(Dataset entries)
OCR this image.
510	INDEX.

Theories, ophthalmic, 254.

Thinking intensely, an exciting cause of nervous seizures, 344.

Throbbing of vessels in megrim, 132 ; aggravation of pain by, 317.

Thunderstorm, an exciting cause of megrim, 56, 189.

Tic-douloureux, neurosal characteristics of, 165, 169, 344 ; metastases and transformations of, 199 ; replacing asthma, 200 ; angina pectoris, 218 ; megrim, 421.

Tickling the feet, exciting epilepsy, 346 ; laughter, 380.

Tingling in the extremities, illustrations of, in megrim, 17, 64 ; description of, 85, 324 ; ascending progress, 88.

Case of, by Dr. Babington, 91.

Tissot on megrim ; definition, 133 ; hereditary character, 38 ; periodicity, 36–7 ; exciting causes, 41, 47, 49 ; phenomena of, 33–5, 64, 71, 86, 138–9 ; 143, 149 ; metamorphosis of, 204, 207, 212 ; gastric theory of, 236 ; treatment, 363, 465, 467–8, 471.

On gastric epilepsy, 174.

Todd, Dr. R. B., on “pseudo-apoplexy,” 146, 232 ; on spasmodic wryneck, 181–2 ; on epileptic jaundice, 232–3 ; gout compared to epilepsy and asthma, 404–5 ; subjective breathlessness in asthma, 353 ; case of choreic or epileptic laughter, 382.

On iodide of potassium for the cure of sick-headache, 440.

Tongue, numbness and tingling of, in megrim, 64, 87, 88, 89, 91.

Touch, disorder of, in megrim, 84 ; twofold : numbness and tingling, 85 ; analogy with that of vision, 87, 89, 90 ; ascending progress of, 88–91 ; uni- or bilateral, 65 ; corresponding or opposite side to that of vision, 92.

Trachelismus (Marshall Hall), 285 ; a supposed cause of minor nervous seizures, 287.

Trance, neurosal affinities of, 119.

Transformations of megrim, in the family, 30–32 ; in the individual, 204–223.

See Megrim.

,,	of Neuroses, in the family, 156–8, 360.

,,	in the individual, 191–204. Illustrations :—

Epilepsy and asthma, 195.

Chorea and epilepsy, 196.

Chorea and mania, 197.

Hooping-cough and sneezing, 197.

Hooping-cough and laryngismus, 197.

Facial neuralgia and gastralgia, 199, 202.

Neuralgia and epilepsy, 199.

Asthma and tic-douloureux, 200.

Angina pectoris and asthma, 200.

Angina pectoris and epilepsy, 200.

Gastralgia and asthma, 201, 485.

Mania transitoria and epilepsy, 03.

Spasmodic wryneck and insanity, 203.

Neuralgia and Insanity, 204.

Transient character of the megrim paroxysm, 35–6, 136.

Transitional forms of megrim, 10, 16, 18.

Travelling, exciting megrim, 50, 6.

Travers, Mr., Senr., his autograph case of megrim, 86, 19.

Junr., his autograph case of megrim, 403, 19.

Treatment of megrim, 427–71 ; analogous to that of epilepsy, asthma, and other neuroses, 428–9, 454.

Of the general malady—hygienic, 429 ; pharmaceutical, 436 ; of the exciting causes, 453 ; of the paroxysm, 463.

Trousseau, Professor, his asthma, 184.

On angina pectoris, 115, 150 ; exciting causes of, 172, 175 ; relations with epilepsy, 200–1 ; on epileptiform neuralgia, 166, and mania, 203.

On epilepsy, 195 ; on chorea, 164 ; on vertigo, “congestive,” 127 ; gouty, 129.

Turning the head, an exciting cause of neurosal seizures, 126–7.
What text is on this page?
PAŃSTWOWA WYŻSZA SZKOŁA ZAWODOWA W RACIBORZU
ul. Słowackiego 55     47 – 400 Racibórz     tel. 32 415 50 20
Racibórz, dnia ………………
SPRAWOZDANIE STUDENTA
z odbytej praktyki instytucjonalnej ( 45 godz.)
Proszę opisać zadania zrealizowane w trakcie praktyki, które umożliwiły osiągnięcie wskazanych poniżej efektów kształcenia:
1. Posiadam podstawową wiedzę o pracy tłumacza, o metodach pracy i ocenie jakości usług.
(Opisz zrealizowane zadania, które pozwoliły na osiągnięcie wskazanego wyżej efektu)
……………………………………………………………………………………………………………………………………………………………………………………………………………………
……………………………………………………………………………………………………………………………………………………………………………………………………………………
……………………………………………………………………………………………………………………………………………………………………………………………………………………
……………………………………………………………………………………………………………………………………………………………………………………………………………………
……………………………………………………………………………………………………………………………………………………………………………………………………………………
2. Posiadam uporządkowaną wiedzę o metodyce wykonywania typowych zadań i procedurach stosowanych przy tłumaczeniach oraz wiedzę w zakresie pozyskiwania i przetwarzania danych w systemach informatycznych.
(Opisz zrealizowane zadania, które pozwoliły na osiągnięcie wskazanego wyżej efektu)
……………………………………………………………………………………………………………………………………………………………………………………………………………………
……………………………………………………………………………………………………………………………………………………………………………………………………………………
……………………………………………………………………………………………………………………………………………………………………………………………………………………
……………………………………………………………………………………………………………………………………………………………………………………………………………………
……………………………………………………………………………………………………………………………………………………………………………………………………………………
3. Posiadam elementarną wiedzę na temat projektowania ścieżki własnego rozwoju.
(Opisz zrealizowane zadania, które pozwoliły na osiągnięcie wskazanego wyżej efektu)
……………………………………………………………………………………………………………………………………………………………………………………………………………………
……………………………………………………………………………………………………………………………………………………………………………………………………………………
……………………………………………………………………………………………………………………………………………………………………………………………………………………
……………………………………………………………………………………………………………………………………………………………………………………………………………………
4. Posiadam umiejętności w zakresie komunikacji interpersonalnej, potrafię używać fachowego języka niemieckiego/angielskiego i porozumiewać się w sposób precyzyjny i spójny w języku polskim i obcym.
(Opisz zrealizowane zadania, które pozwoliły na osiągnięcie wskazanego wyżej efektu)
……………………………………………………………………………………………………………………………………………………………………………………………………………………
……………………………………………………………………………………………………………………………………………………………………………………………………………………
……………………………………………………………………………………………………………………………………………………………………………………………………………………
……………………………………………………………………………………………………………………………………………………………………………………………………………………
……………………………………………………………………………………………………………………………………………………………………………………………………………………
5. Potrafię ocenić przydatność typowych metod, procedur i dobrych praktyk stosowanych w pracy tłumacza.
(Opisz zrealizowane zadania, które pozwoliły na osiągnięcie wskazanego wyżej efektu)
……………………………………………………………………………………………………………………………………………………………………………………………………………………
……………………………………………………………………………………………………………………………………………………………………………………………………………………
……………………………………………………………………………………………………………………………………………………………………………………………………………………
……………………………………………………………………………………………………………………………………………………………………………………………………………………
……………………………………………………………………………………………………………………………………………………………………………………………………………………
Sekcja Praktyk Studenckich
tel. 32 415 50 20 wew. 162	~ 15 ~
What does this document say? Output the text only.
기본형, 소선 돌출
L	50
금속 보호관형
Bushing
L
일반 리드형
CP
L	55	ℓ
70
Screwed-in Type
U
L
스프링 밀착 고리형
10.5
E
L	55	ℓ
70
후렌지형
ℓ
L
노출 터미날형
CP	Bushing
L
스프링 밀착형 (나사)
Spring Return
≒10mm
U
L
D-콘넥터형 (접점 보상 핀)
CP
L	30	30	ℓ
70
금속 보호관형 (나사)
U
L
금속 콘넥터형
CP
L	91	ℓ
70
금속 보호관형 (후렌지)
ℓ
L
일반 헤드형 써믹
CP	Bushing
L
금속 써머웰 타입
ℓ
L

**PROBLEM DESCRIPTION**
Each line of the material must be restated exactly.

**SOLUTION TO THIS TASK**
OCR this image.
510	INDEX.

Theories, ophthalmic, 254.

Thinking intensely, an exciting cause of nervous seizures, 344.

Throbbing of vessels in megrim, 132 ; aggravation of pain by, 317.

Thunderstorm, an exciting cause of megrim, 56, 189.

Tic-douloureux, neurosal characteristics of, 165, 169, 344 ; metastases and transformations of, 199 ; replacing asthma, 200 ; angina pectoris, 218 ; megrim, 421.

Tickling the feet, exciting epilepsy, 346 ; laughter, 380.

Tingling in the extremities, illustrations of, in megrim, 17, 64 ; description of, 85, 324 ; ascending progress, 88.

Case of, by Dr. Babington, 91.

Tissot on megrim ; definition, 133 ; hereditary character, 38 ; periodicity, 36–7 ; exciting causes, 41, 47, 49 ; phenomena of, 33–5, 64, 71, 86, 138–9 ; 143, 149 ; metamorphosis of, 204, 207, 212 ; gastric theory of, 236 ; treatment, 363, 465, 467–8, 471.

On gastric epilepsy, 174.

Todd, Dr. R. B., on “pseudo-apoplexy,” 146, 232 ; on spasmodic wryneck, 181–2 ; on epileptic jaundice, 232–3 ; gout compared to epilepsy and asthma, 404–5 ; subjective breathlessness in asthma, 353 ; case of choreic or epileptic laughter, 382.

On iodide of potassium for the cure of sick-headache, 440.

Tongue, numbness and tingling of, in megrim, 64, 87, 88, 89, 91.

Touch, disorder of, in megrim, 84 ; twofold : numbness and tingling, 85 ; analogy with that of vision, 87, 89, 90 ; ascending progress of, 88–91 ; uni- or bilateral, 65 ; corresponding or opposite side to that of vision, 92.

Trachelismus (Marshall Hall), 285 ; a supposed cause of minor nervous seizures, 287.

Trance, neurosal affinities of, 119.

Transformations of megrim, in the family, 30–32 ; in the individual, 204–223.

See Megrim.

,,	of Neuroses, in the family, 156–8, 360.

,,	in the individual, 191–204. Illustrations :—

Epilepsy and asthma, 195.

Chorea and epilepsy, 196.

Chorea and mania, 197.

Hooping-cough and sneezing, 197.

Hooping-cough and laryngismus, 197.

Facial neuralgia and gastralgia, 199, 202.

Neuralgia and epilepsy, 199.

Asthma and tic-douloureux, 200.

Angina pectoris and asthma, 200.

Angina pectoris and epilepsy, 200.

Gastralgia and asthma, 201, 485.

Mania transitoria and epilepsy, 03.

Spasmodic wryneck and insanity, 203.

Neuralgia and Insanity, 204.

Transient character of the megrim paroxysm, 35–6, 136.

Transitional forms of megrim, 10, 16, 18.

Travelling, exciting megrim, 50, 6.

Travers, Mr., Senr., his autograph case of megrim, 86, 19.

Junr., his autograph case of megrim, 403, 19.

Treatment of megrim, 427–71 ; analogous to that of epilepsy, asthma, and other neuroses, 428–9, 454.

Of the general malady—hygienic, 429 ; pharmaceutical, 436 ; of the exciting causes, 453 ; of the paroxysm, 463.

Trousseau, Professor, his asthma, 184.

On angina pectoris, 115, 150 ; exciting causes of, 172, 175 ; relations with epilepsy, 200–1 ; on epileptiform neuralgia, 166, and mania, 203.

On epilepsy, 195 ; on chorea, 164 ; on vertigo, “congestive,” 127 ; gouty, 129.

Turning the head, an exciting cause of neurosal seizures, 126–7.
What text is on this page?
PAŃSTWOWA WYŻSZA SZKOŁA ZAWODOWA W RACIBORZU
ul. Słowackiego 55     47 – 400 Racibórz     tel. 32 415 50 20
Racibórz, dnia ………………
SPRAWOZDANIE STUDENTA
z odbytej praktyki instytucjonalnej ( 45 godz.)
Proszę opisać zadania zrealizowane w trakcie praktyki, które umożliwiły osiągnięcie wskazanych poniżej efektów kształcenia:
1. Posiadam podstawową wiedzę o pracy tłumacza, o metodach pracy i ocenie jakości usług.
(Opisz zrealizowane zadania, które pozwoliły na osiągnięcie wskazanego wyżej efektu)
……………………………………………………………………………………………………………………………………………………………………………………………………………………
……………………………………………………………………………………………………………………………………………………………………………………………………………………
……………………………………………………………………………………………………………………………………………………………………………………………………………………
……………………………………………………………………………………………………………………………………………………………………………………………………………………
……………………………………………………………………………………………………………………………………………………………………………………………………………………
2. Posiadam uporządkowaną wiedzę o metodyce wykonywania typowych zadań i procedurach stosowanych przy tłumaczeniach oraz wiedzę w zakresie pozyskiwania i przetwarzania danych w systemach informatycznych.
(Opisz zrealizowane zadania, które pozwoliły na osiągnięcie wskazanego wyżej efektu)
……………………………………………………………………………………………………………………………………………………………………………………………………………………
……………………………………………………………………………………………………………………………………………………………………………………………………………………
……………………………………………………………………………………………………………………………………………………………………………………………………………………
……………………………………………………………………………………………………………………………………………………………………………………………………………………
……………………………………………………………………………………………………………………………………………………………………………………………………………………
3. Posiadam elementarną wiedzę na temat projektowania ścieżki własnego rozwoju.
(Opisz zrealizowane zadania, które pozwoliły na osiągnięcie wskazanego wyżej efektu)
……………………………………………………………………………………………………………………………………………………………………………………………………………………
……………………………………………………………………………………………………………………………………………………………………………………………………………………
……………………………………………………………………………………………………………………………………………………………………………………………………………………
……………………………………………………………………………………………………………………………………………………………………………………………………………………
4. Posiadam umiejętności w zakresie komunikacji interpersonalnej, potrafię używać fachowego języka niemieckiego/angielskiego i porozumiewać się w sposób precyzyjny i spójny w języku polskim i obcym.
(Opisz zrealizowane zadania, które pozwoliły na osiągnięcie wskazanego wyżej efektu)
……………………………………………………………………………………………………………………………………………………………………………………………………………………
……………………………………………………………………………………………………………………………………………………………………………………………………………………
……………………………………………………………………………………………………………………………………………………………………………………………………………………
……………………………………………………………………………………………………………………………………………………………………………………………………………………
……………………………………………………………………………………………………………………………………………………………………………………………………………………
5. Potrafię ocenić przydatność typowych metod, procedur i dobrych praktyk stosowanych w pracy tłumacza.
(Opisz zrealizowane zadania, które pozwoliły na osiągnięcie wskazanego wyżej efektu)
……………………………………………………………………………………………………………………………………………………………………………………………………………………
……………………………………………………………………………………………………………………………………………………………………………………………………………………
……………………………………………………………………………………………………………………………………………………………………………………………………………………
……………………………………………………………………………………………………………………………………………………………………………………………………………………
……………………………………………………………………………………………………………………………………………………………………………………………………………………
Sekcja Praktyk Studenckich
tel. 32 415 50 20 wew. 162	~ 15 ~
What does this document say? Output the text only.
기본형, 소선 돌출
L	50
금속 보호관형
Bushing
L
일반 리드형
CP
L	55	ℓ
70
Screwed-in Type
U
L
스프링 밀착 고리형
10.5
E
L	55	ℓ
70
후렌지형
ℓ
L
노출 터미날형
CP	Bushing
L
스프링 밀착형 (나사)
Spring Return
≒10mm
U
L
D-콘넥터형 (접점 보상 핀)
CP
L	30	30	ℓ
70
금속 보호관형 (나사)
U
L
금속 콘넥터형
CP
L	91	ℓ
70
금속 보호관형 (후렌지)
ℓ
L
일반 헤드형 써믹
CP	Bushing
L
금속 써머웰 타입
ℓ
L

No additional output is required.